PASSAGE PROVIDED ::
---------------

Not the answer you're looking for, but I prefer 5160. Maybe a Clear Cera-kote, or even a fine layer of clear epoxy on the tang before the wrap? And you wouldn't have to change your HT formula. Just a thought....

But, if it were me, I'd probably go with D2. Not a true stainless, but likely close enough for 99% of users. Collectors would never notice the difference.

Nice knife, btw! Very nice....
 
I have thought about 3V and was planing on ordering some anyway for a larger knife design. But how is 3V for corrosion resistance. I don't epoxy coat the paracord because part of the design is being able to remove the 12-13 ft of paracord if needed.
 
I find its pretty resistant, Not stainless of course but with 7.5% chromium its not hard to take care of at all..Ive carried it personally a lot and did very little maintenance with no rust problems..
The heat treat can really effect the corrosion resistance of it too. The lower temper will leave more free chrome.. We use the 1975° aust temp with 400° tempers and cryo/dry ice heat treat..Butcher block talked about this heat treat some time ago..Then I brought up a big thread about it about 4 years ago.. It was a point of contention for some time, the temper temp on 3v..Someone got butthurt of the idea of using this heat treat over another.. Ive always subscribed to the idea that there is always a better way out there if we look. I like the 400° temper much,much better than the 950° temper.. It will support a very thin edge and is incredibly tough..
 
I didn't mean to coat the paracord, just a smooth thin coat of epoxy on the tang, before the cord wrap. It was just a thought...
 
440c, cpm-154, or maybe AEB-L if you didn't mind thinner stock. I'd probably use either 440c or 154 if I was try to save money. People seem to poo poo 440c but it's a damn good steel with a good heat treat. Randall uses it and they're renowned for their toughness.

---------------

SUPPLIED MATERIAL ::

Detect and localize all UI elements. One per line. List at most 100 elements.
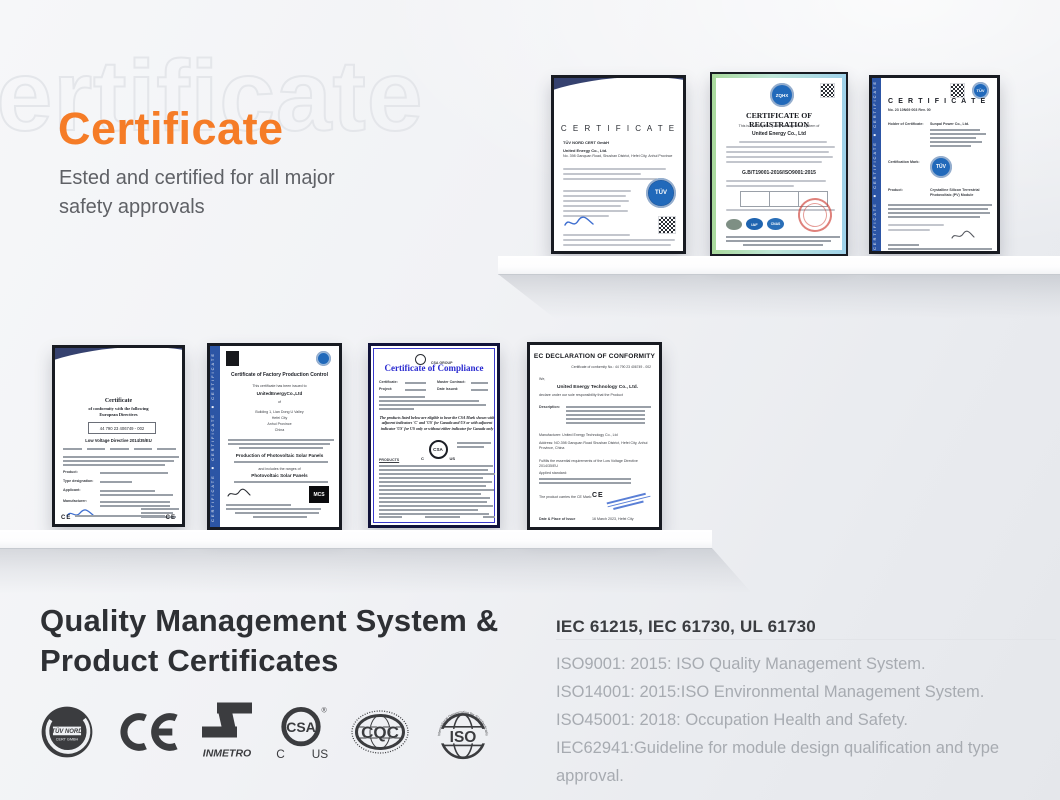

---------------

GOALS ::
(1) Using the knife steel discussion, decide whether each statement agrees with it. Answer yes or no, and quote the exact words that settle it.
(a) 3V steel contains 7.5% chromium.
(b) The paracord on the knife is coated with epoxy.
(c) The writer prefers the 950° temper to the 400° temper for 3V.
(2) Write a continuation of the knife steel discussion, picking up after its last sentence.
The listing has nothing to do with the knife steel discussion.

RESPONSES FOR EACH TASK ::
(1)
(a) Yes: "with 7.5% chromium"
(b) No: "I don't epoxy coat the paracord"
(c) No: "I like the 400° temper much,much better than the 950° temper"

(2)
 
Randall uses 440B unless they have changed in recent years. You can get AEB-L in .196 thickness now. Voestapline is able roll it that thick at their new million Austria
440c, cpm-154, or maybe AEB-L if you didn't mind thinner stock. I'd probably use either 440c or 154 if I was try to save money. People seem to poo poo 440c but it's a damn good steel with a good heat treat. Randall uses it and they're renowned for their toughness.
 
Randall uses 440B unless they have changed in recent years. You can get AEB-L in .196 thickness now. Voestapline is able roll it that thick at their new million Austria

Okay, 440b then. Either way, both are good steels when heat treated right. Also, when they're from a source that makes sure the steel is in spec and doesn't have a bunch of inclusions and whatnot.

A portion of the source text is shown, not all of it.